* [WHAT YOU ARE ASKED TO DO] Rewrite everything from the start of the material down to the line containing "varistor RV2 <box>254 318 306 373</box>", replacing "varistor" with "metal-oxide varistor" and leaving all else unchanged.

* [PROVIDED INFORMATION]
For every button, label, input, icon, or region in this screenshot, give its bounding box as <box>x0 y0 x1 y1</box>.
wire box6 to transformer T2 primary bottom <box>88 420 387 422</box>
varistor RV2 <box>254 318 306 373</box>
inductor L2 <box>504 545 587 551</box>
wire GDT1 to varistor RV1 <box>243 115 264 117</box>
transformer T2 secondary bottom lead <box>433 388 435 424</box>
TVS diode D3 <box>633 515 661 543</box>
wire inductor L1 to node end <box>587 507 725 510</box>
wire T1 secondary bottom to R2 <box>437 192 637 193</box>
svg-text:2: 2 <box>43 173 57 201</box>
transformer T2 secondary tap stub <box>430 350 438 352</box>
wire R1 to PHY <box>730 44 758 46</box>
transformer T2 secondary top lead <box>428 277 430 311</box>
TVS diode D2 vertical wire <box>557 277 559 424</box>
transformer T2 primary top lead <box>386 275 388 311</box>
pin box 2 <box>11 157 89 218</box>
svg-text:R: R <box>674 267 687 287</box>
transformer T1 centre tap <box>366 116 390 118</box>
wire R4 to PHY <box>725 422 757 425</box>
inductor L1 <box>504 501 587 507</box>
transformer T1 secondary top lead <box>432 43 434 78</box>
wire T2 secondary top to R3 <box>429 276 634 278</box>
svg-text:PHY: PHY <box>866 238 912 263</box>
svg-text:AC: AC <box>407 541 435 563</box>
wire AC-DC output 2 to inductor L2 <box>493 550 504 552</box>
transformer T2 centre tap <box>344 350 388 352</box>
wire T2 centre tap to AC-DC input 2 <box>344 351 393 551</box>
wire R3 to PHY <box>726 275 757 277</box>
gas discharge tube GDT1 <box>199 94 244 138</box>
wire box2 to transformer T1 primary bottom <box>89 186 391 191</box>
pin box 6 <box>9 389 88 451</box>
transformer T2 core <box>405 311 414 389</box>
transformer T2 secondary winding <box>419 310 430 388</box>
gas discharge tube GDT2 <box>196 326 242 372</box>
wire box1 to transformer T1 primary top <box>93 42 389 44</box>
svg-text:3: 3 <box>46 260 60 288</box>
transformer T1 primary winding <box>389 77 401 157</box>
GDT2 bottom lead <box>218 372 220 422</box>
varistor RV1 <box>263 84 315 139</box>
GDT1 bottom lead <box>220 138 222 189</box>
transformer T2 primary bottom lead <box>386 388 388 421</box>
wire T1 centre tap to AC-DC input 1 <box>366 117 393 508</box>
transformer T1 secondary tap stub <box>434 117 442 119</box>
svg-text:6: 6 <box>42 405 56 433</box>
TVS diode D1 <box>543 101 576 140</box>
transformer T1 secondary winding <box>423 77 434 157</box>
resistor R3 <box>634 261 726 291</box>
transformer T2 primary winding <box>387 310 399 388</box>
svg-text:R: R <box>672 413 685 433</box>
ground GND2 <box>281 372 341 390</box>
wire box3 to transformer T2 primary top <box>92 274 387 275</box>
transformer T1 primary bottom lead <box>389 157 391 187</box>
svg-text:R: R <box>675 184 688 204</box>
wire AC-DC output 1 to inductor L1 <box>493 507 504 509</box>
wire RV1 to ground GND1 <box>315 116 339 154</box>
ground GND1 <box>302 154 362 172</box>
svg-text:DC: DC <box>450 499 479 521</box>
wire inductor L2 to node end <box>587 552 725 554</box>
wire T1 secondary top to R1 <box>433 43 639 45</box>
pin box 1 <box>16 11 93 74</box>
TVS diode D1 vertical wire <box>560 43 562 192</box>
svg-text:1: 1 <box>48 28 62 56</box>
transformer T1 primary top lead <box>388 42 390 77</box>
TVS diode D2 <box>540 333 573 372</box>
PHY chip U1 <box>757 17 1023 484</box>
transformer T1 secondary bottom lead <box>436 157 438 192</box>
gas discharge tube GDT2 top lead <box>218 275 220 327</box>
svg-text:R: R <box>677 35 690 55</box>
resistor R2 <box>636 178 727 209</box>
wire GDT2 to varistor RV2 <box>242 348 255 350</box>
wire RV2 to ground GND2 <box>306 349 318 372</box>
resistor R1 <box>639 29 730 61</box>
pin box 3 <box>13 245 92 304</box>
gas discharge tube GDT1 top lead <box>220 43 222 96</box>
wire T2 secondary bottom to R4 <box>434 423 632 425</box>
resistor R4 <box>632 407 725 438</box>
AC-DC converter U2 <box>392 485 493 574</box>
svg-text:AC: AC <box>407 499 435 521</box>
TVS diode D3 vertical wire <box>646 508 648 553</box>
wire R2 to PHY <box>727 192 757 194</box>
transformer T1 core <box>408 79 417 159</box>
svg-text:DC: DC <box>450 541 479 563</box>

* [ANSWER BELOW]
For every button, label, input, icon, or region in this screenshot, give its bounding box as <box>x0 y0 x1 y1</box>.
wire box6 to transformer T2 primary bottom <box>88 420 387 422</box>
metal-oxide varistor RV2 <box>254 318 306 373</box>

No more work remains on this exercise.